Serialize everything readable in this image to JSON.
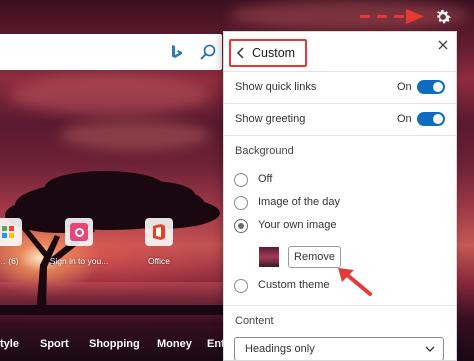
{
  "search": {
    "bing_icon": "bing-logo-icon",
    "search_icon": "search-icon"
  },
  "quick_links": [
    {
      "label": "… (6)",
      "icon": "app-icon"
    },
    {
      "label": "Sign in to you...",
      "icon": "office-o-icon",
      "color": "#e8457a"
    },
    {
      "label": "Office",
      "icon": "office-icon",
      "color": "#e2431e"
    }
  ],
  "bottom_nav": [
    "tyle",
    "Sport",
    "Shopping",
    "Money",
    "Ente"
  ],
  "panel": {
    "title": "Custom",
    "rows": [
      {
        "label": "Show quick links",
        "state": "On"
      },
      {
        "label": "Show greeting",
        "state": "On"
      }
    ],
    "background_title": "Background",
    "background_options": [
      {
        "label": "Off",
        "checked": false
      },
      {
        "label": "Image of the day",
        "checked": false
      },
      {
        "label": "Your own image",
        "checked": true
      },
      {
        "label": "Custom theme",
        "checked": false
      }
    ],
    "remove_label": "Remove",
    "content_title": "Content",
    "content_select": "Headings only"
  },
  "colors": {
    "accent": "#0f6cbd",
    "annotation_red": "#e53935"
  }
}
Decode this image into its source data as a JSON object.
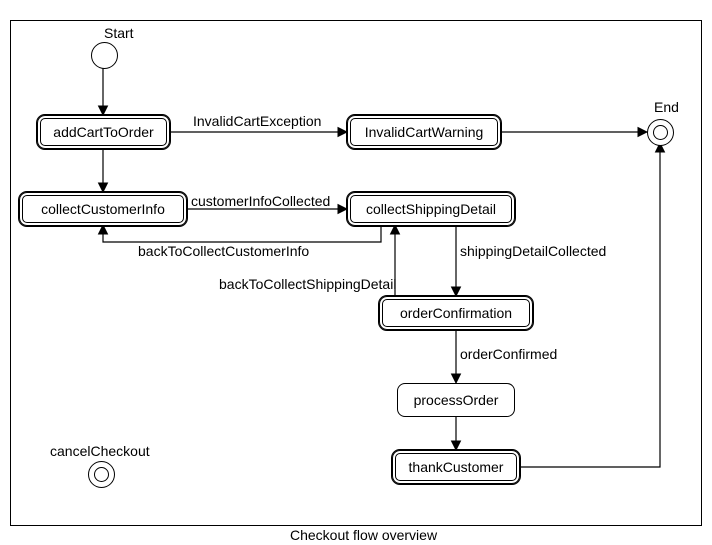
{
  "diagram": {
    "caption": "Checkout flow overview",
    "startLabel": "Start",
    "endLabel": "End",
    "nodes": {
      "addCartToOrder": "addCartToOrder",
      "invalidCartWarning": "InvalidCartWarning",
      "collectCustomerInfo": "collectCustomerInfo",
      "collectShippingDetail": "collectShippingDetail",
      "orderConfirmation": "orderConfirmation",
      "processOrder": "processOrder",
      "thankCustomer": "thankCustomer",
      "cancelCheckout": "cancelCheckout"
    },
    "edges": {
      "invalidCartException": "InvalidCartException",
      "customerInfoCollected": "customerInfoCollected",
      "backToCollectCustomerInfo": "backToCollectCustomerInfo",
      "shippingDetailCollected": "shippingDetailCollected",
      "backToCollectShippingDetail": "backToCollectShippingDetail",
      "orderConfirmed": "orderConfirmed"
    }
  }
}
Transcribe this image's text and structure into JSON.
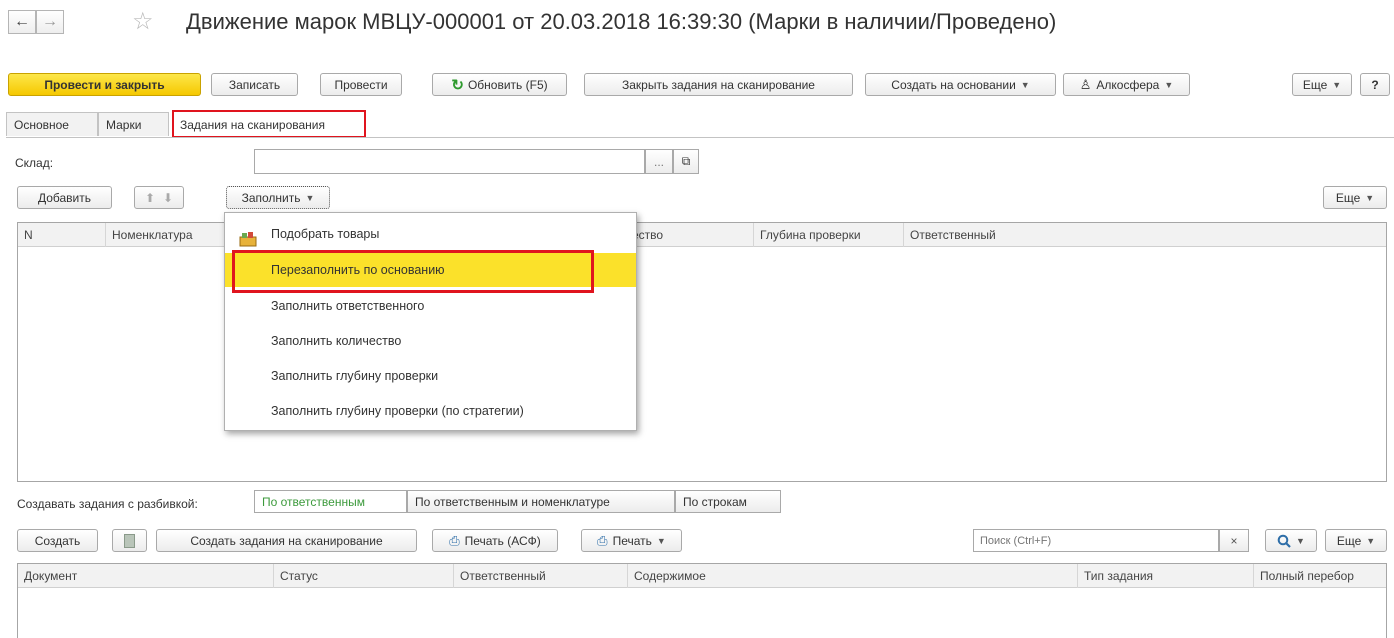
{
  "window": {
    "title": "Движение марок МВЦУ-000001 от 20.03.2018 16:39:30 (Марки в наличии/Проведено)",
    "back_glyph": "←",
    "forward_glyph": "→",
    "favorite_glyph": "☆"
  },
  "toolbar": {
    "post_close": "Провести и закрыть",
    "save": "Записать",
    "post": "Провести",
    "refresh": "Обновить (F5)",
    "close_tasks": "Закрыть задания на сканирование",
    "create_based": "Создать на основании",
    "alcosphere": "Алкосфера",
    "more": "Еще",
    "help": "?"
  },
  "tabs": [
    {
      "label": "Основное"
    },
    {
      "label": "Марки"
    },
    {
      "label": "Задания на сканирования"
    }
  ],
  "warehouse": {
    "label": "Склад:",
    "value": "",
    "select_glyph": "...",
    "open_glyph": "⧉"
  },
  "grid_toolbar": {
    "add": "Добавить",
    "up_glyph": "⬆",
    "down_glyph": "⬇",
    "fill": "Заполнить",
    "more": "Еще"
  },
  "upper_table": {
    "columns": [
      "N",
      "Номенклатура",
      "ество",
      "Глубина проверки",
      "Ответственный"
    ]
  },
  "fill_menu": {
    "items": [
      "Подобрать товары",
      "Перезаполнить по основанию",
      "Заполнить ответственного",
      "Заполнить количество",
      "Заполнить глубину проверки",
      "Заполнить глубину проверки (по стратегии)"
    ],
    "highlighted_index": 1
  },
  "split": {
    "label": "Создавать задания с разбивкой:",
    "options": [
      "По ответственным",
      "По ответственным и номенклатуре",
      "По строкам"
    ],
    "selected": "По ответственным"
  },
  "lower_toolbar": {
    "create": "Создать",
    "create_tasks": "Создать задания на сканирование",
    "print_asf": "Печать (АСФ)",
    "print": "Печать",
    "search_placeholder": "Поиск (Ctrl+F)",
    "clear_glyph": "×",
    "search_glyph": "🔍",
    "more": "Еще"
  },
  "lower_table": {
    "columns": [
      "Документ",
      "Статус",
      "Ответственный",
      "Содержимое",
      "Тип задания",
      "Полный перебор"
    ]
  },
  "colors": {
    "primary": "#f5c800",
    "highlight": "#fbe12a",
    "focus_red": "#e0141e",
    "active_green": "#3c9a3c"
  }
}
━━━━
Task directions: Without including the pictures, reproduce all entries exactly.

Full answer:
Serialize everything readable in this image to JSON.
{
  "search": {
    "bing_icon": "bing-logo-icon",
    "search_icon": "search-icon"
  },
  "quick_links": [
    {
      "label": "… (6)",
      "icon": "app-icon"
    },
    {
      "label": "Sign in to you...",
      "icon": "office-o-icon",
      "color": "#e8457a"
    },
    {
      "label": "Office",
      "icon": "office-icon",
      "color": "#e2431e"
    }
  ],
  "bottom_nav": [
    "tyle",
    "Sport",
    "Shopping",
    "Money",
    "Ente"
  ],
  "panel": {
    "title": "Custom",
    "rows": [
      {
        "label": "Show quick links",
        "state": "On"
      },
      {
        "label": "Show greeting",
        "state": "On"
      }
    ],
    "background_title": "Background",
    "background_options": [
      {
        "label": "Off",
        "checked": false
      },
      {
        "label": "Image of the day",
        "checked": false
      },
      {
        "label": "Your own image",
        "checked": true
      },
      {
        "label": "Custom theme",
        "checked": false
      }
    ],
    "remove_label": "Remove",
    "content_title": "Content",
    "content_select": "Headings only"
  },
  "colors": {
    "accent": "#0f6cbd",
    "annotation_red": "#e53935"
  }
}
Decode this image into its source data as a JSON object.
{
  "diagram": {
    "caption": "Checkout flow overview",
    "startLabel": "Start",
    "endLabel": "End",
    "nodes": {
      "addCartToOrder": "addCartToOrder",
      "invalidCartWarning": "InvalidCartWarning",
      "collectCustomerInfo": "collectCustomerInfo",
      "collectShippingDetail": "collectShippingDetail",
      "orderConfirmation": "orderConfirmation",
      "processOrder": "processOrder",
      "thankCustomer": "thankCustomer",
      "cancelCheckout": "cancelCheckout"
    },
    "edges": {
      "invalidCartException": "InvalidCartException",
      "customerInfoCollected": "customerInfoCollected",
      "backToCollectCustomerInfo": "backToCollectCustomerInfo",
      "shippingDetailCollected": "shippingDetailCollected",
      "backToCollectShippingDetail": "backToCollectShippingDetail",
      "orderConfirmed": "orderConfirmed"
    }
  }
}
Transcribe this image's text and structure into JSON.
{
  "window": {
    "title": "Движение марок МВЦУ-000001 от 20.03.2018 16:39:30 (Марки в наличии/Проведено)",
    "back_glyph": "←",
    "forward_glyph": "→",
    "favorite_glyph": "☆"
  },
  "toolbar": {
    "post_close": "Провести и закрыть",
    "save": "Записать",
    "post": "Провести",
    "refresh": "Обновить (F5)",
    "close_tasks": "Закрыть задания на сканирование",
    "create_based": "Создать на основании",
    "alcosphere": "Алкосфера",
    "more": "Еще",
    "help": "?"
  },
  "tabs": [
    {
      "label": "Основное"
    },
    {
      "label": "Марки"
    },
    {
      "label": "Задания на сканирования"
    }
  ],
  "warehouse": {
    "label": "Склад:",
    "value": "",
    "select_glyph": "...",
    "open_glyph": "⧉"
  },
  "grid_toolbar": {
    "add": "Добавить",
    "up_glyph": "⬆",
    "down_glyph": "⬇",
    "fill": "Заполнить",
    "more": "Еще"
  },
  "upper_table": {
    "columns": [
      "N",
      "Номенклатура",
      "ество",
      "Глубина проверки",
      "Ответственный"
    ]
  },
  "fill_menu": {
    "items": [
      "Подобрать товары",
      "Перезаполнить по основанию",
      "Заполнить ответственного",
      "Заполнить количество",
      "Заполнить глубину проверки",
      "Заполнить глубину проверки (по стратегии)"
    ],
    "highlighted_index": 1
  },
  "split": {
    "label": "Создавать задания с разбивкой:",
    "options": [
      "По ответственным",
      "По ответственным и номенклатуре",
      "По строкам"
    ],
    "selected": "По ответственным"
  },
  "lower_toolbar": {
    "create": "Создать",
    "create_tasks": "Создать задания на сканирование",
    "print_asf": "Печать (АСФ)",
    "print": "Печать",
    "search_placeholder": "Поиск (Ctrl+F)",
    "clear_glyph": "×",
    "search_glyph": "🔍",
    "more": "Еще"
  },
  "lower_table": {
    "columns": [
      "Документ",
      "Статус",
      "Ответственный",
      "Содержимое",
      "Тип задания",
      "Полный перебор"
    ]
  },
  "colors": {
    "primary": "#f5c800",
    "highlight": "#fbe12a",
    "focus_red": "#e0141e",
    "active_green": "#3c9a3c"
  }
}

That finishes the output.